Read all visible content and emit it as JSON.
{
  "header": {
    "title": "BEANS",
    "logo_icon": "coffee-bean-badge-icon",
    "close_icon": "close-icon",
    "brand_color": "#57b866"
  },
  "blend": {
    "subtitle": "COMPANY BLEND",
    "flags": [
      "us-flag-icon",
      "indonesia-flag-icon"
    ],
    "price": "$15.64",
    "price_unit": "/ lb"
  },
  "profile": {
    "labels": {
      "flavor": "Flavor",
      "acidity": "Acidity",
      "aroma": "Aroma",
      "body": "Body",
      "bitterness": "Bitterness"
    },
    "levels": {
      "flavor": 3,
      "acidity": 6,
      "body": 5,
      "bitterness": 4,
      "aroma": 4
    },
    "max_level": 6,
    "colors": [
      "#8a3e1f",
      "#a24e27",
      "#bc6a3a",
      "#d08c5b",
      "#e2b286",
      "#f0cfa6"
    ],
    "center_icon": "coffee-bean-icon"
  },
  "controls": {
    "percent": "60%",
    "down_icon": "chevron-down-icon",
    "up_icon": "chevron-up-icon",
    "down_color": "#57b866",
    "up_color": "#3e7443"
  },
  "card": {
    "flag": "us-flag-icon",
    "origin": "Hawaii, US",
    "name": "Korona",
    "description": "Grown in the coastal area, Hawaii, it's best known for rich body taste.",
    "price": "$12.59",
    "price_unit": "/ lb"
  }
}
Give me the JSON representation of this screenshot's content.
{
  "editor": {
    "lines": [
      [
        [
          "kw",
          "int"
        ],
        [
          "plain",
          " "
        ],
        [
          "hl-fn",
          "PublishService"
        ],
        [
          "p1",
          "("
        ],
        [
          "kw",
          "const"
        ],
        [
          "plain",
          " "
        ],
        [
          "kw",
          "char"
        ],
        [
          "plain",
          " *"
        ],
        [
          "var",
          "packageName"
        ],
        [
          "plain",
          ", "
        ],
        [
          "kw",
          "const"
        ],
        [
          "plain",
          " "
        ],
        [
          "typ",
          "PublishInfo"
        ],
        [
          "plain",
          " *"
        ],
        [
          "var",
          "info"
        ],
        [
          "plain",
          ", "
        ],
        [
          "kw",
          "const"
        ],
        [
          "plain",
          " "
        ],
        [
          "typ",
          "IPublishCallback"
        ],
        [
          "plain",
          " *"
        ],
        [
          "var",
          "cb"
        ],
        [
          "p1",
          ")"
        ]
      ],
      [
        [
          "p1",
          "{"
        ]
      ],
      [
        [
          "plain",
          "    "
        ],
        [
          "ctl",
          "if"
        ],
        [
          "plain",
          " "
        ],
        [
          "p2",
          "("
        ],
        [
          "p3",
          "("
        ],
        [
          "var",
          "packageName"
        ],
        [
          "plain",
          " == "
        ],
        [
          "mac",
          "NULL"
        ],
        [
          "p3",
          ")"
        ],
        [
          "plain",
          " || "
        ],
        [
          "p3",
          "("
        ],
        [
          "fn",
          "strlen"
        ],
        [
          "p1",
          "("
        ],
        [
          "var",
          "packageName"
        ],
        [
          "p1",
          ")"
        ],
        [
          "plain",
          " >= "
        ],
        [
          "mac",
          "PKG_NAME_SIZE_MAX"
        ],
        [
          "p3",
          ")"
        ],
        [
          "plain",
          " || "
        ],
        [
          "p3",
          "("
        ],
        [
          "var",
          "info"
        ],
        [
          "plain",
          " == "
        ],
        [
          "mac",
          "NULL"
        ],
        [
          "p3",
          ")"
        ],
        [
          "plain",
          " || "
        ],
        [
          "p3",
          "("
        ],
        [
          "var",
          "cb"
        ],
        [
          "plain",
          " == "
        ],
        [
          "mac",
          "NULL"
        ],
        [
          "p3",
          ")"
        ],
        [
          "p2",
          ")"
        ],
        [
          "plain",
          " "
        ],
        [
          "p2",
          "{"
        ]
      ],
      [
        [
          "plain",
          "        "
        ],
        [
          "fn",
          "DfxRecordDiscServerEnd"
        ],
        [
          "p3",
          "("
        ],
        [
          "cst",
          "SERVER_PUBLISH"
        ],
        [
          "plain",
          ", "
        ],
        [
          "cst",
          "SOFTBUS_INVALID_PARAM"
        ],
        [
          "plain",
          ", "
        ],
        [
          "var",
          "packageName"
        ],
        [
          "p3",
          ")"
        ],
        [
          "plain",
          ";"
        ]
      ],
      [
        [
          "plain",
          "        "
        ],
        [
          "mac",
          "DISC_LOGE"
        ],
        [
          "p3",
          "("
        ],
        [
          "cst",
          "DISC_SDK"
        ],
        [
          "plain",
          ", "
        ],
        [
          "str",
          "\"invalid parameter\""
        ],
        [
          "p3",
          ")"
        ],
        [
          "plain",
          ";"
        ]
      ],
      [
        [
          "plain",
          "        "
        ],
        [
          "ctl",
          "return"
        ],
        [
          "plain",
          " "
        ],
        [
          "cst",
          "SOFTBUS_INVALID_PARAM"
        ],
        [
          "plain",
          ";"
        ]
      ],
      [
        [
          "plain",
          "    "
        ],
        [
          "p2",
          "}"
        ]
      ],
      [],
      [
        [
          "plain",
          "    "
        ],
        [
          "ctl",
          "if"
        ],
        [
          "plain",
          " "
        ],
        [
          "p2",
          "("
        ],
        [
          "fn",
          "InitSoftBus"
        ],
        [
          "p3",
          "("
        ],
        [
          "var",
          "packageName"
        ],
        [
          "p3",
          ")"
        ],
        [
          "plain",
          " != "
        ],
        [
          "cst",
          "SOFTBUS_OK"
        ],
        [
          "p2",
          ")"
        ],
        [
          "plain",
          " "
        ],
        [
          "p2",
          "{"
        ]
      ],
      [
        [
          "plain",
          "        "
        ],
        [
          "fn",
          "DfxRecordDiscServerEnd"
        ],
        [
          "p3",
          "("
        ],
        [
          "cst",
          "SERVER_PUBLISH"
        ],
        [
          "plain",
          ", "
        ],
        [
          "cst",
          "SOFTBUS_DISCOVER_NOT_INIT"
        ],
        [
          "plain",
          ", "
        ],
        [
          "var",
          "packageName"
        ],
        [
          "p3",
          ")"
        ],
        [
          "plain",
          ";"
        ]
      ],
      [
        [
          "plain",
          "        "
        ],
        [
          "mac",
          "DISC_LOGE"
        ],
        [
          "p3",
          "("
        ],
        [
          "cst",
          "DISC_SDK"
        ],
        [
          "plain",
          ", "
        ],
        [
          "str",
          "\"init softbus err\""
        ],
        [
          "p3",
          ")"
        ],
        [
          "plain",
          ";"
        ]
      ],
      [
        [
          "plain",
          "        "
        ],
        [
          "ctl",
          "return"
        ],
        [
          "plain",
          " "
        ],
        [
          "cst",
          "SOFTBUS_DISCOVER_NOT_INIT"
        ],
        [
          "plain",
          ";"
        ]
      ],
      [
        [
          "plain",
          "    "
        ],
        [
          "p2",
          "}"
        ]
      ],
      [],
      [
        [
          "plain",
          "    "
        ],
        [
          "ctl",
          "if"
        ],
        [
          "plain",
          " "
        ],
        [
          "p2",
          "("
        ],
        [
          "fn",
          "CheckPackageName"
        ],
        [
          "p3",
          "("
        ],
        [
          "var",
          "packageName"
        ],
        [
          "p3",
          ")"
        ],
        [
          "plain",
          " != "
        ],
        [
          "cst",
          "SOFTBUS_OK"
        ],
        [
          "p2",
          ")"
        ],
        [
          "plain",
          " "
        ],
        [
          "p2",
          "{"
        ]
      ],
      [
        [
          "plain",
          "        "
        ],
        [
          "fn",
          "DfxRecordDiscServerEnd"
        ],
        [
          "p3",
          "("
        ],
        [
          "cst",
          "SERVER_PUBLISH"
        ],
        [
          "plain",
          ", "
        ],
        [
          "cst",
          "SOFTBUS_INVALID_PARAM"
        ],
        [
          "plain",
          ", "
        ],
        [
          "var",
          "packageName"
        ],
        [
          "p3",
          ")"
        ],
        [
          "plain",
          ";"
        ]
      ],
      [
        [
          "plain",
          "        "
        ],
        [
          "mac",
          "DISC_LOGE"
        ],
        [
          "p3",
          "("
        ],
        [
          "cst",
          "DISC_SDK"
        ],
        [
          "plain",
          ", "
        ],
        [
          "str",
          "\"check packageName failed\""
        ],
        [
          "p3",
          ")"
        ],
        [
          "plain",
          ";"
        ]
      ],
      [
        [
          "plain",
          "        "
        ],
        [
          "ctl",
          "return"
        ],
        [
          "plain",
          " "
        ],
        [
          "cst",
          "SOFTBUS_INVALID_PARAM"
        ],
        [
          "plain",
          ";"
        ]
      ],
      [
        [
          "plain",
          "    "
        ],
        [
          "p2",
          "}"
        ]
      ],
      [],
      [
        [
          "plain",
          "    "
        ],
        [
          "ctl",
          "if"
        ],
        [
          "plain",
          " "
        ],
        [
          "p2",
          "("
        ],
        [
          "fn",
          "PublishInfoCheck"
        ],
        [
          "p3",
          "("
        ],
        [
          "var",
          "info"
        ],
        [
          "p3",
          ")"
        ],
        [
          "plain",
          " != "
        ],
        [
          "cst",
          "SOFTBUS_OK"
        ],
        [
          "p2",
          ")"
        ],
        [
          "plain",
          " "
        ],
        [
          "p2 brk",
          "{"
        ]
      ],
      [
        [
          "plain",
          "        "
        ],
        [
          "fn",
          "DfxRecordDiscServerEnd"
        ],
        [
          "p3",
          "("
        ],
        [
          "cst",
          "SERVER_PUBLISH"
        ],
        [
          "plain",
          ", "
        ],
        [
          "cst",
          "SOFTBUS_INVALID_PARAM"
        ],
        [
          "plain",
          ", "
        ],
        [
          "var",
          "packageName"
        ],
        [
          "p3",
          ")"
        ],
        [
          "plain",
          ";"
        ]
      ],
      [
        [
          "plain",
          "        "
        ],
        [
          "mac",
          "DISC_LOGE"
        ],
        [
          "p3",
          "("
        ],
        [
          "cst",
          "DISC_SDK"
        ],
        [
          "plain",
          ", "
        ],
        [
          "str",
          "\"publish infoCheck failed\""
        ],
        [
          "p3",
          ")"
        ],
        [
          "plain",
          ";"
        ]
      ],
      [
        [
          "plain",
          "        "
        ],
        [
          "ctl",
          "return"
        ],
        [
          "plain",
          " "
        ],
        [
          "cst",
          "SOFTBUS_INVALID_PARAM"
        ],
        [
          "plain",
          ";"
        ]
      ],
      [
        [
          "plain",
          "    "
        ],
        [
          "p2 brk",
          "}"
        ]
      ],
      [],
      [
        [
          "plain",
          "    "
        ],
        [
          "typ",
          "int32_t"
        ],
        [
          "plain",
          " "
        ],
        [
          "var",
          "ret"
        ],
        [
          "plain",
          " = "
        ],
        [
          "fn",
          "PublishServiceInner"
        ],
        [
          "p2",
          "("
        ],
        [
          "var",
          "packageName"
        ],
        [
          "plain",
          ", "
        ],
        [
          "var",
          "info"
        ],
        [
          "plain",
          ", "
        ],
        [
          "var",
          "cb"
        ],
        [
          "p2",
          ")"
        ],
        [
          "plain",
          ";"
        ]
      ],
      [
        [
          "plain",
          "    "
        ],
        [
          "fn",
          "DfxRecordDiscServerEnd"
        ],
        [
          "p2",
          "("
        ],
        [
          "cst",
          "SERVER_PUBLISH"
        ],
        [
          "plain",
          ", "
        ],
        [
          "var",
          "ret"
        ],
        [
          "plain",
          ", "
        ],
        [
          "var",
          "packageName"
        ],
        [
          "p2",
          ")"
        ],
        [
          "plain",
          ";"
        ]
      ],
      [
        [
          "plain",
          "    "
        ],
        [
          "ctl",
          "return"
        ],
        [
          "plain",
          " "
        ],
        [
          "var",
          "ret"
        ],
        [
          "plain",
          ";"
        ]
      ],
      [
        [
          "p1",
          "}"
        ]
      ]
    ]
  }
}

[Directive]
Reproduce every line from the entries that holds the word "icon".

[Solution]
    "logo_icon": "coffee-bean-badge-icon",
    "close_icon": "close-icon",
      "us-flag-icon",
      "indonesia-flag-icon"
    "center_icon": "coffee-bean-icon"
    "down_icon": "chevron-down-icon",
    "up_icon": "chevron-up-icon",
    "flag": "us-flag-icon",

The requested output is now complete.